[What the task requires]:
Omit the pictures and return every entry exactly as written.
## begin Material for the task
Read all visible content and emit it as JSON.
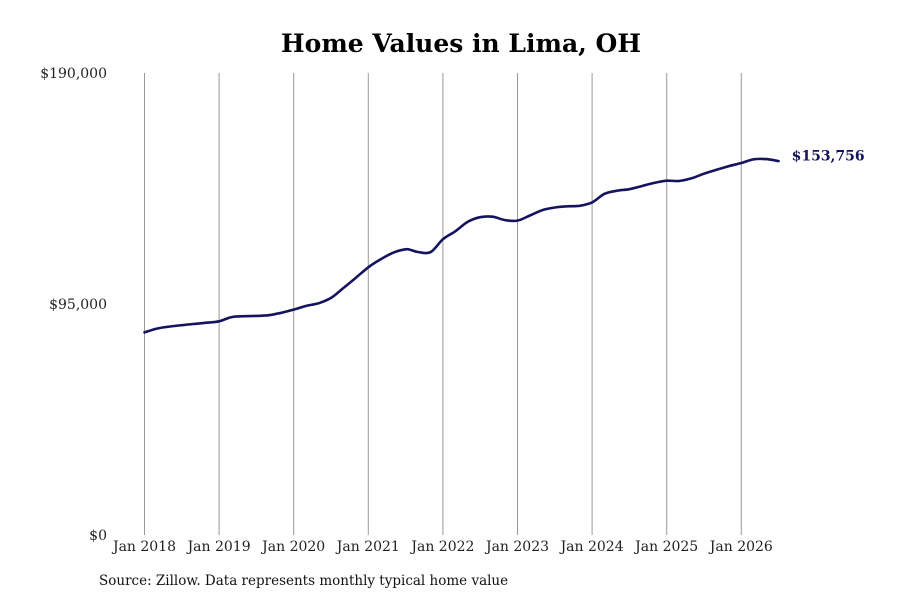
{
  "chart_data": {
    "type": "line",
    "title": "Home Values in Lima, OH",
    "xlabel": "",
    "ylabel": "",
    "y_tick_values": [
      0,
      95000,
      190000
    ],
    "y_tick_labels": [
      "$0",
      "$95,000",
      "$190,000"
    ],
    "ylim": [
      0,
      190000
    ],
    "x_tick_labels": [
      "Jan 2018",
      "Jan 2019",
      "Jan 2020",
      "Jan 2021",
      "Jan 2022",
      "Jan 2023",
      "Jan 2024",
      "Jan 2025",
      "Jan 2026"
    ],
    "x_tick_values": [
      "2018-01",
      "2019-01",
      "2020-01",
      "2021-01",
      "2022-01",
      "2023-01",
      "2024-01",
      "2025-01",
      "2026-01"
    ],
    "xlim": [
      "2018-01",
      "2026-07"
    ],
    "grid": "vertical",
    "line_color": "#14145e",
    "end_label": "$153,756",
    "series": [
      {
        "name": "",
        "x": [
          "2018-01",
          "2018-03",
          "2018-05",
          "2018-07",
          "2018-09",
          "2018-11",
          "2019-01",
          "2019-03",
          "2019-05",
          "2019-07",
          "2019-09",
          "2019-11",
          "2020-01",
          "2020-03",
          "2020-05",
          "2020-07",
          "2020-09",
          "2020-11",
          "2021-01",
          "2021-03",
          "2021-05",
          "2021-07",
          "2021-08",
          "2021-09",
          "2021-11",
          "2022-01",
          "2022-03",
          "2022-05",
          "2022-07",
          "2022-09",
          "2022-11",
          "2023-01",
          "2023-03",
          "2023-05",
          "2023-07",
          "2023-09",
          "2023-11",
          "2024-01",
          "2024-03",
          "2024-05",
          "2024-07",
          "2024-09",
          "2024-11",
          "2025-01",
          "2025-03",
          "2025-05",
          "2025-07",
          "2025-09",
          "2025-11",
          "2026-01",
          "2026-03",
          "2026-05",
          "2026-07"
        ],
        "values": [
          83300,
          84900,
          85700,
          86300,
          86800,
          87300,
          87900,
          89600,
          90000,
          90100,
          90400,
          91400,
          92700,
          94200,
          95300,
          97500,
          101600,
          105800,
          110100,
          113400,
          116100,
          117500,
          117100,
          116400,
          116300,
          121600,
          124900,
          128800,
          130700,
          130900,
          129500,
          129300,
          131400,
          133600,
          134700,
          135200,
          135400,
          136800,
          140300,
          141600,
          142200,
          143500,
          144800,
          145700,
          145600,
          146700,
          148600,
          150200,
          151700,
          153000,
          154500,
          154600,
          153756
        ]
      }
    ]
  },
  "source_text": "Source: Zillow. Data represents monthly typical home value"
}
## end Material for the task
[Task response]:
Read all visible content and emit it as JSON.
{
  "chart_data": {
    "type": "line",
    "title": "Home Values in Lima, OH",
    "xlabel": "",
    "ylabel": "",
    "y_tick_values": [
      0,
      95000,
      190000
    ],
    "y_tick_labels": [
      "$0",
      "$95,000",
      "$190,000"
    ],
    "ylim": [
      0,
      190000
    ],
    "x_tick_labels": [
      "Jan 2018",
      "Jan 2019",
      "Jan 2020",
      "Jan 2021",
      "Jan 2022",
      "Jan 2023",
      "Jan 2024",
      "Jan 2025",
      "Jan 2026"
    ],
    "x_tick_values": [
      "2018-01",
      "2019-01",
      "2020-01",
      "2021-01",
      "2022-01",
      "2023-01",
      "2024-01",
      "2025-01",
      "2026-01"
    ],
    "xlim": [
      "2018-01",
      "2026-07"
    ],
    "grid": "vertical",
    "line_color": "#14145e",
    "end_label": "$153,756",
    "series": [
      {
        "name": "",
        "x": [
          "2018-01",
          "2018-03",
          "2018-05",
          "2018-07",
          "2018-09",
          "2018-11",
          "2019-01",
          "2019-03",
          "2019-05",
          "2019-07",
          "2019-09",
          "2019-11",
          "2020-01",
          "2020-03",
          "2020-05",
          "2020-07",
          "2020-09",
          "2020-11",
          "2021-01",
          "2021-03",
          "2021-05",
          "2021-07",
          "2021-08",
          "2021-09",
          "2021-11",
          "2022-01",
          "2022-03",
          "2022-05",
          "2022-07",
          "2022-09",
          "2022-11",
          "2023-01",
          "2023-03",
          "2023-05",
          "2023-07",
          "2023-09",
          "2023-11",
          "2024-01",
          "2024-03",
          "2024-05",
          "2024-07",
          "2024-09",
          "2024-11",
          "2025-01",
          "2025-03",
          "2025-05",
          "2025-07",
          "2025-09",
          "2025-11",
          "2026-01",
          "2026-03",
          "2026-05",
          "2026-07"
        ],
        "values": [
          83300,
          84900,
          85700,
          86300,
          86800,
          87300,
          87900,
          89600,
          90000,
          90100,
          90400,
          91400,
          92700,
          94200,
          95300,
          97500,
          101600,
          105800,
          110100,
          113400,
          116100,
          117500,
          117100,
          116400,
          116300,
          121600,
          124900,
          128800,
          130700,
          130900,
          129500,
          129300,
          131400,
          133600,
          134700,
          135200,
          135400,
          136800,
          140300,
          141600,
          142200,
          143500,
          144800,
          145700,
          145600,
          146700,
          148600,
          150200,
          151700,
          153000,
          154500,
          154600,
          153756
        ]
      }
    ]
  },
  "source_text": "Source: Zillow. Data represents monthly typical home value"
}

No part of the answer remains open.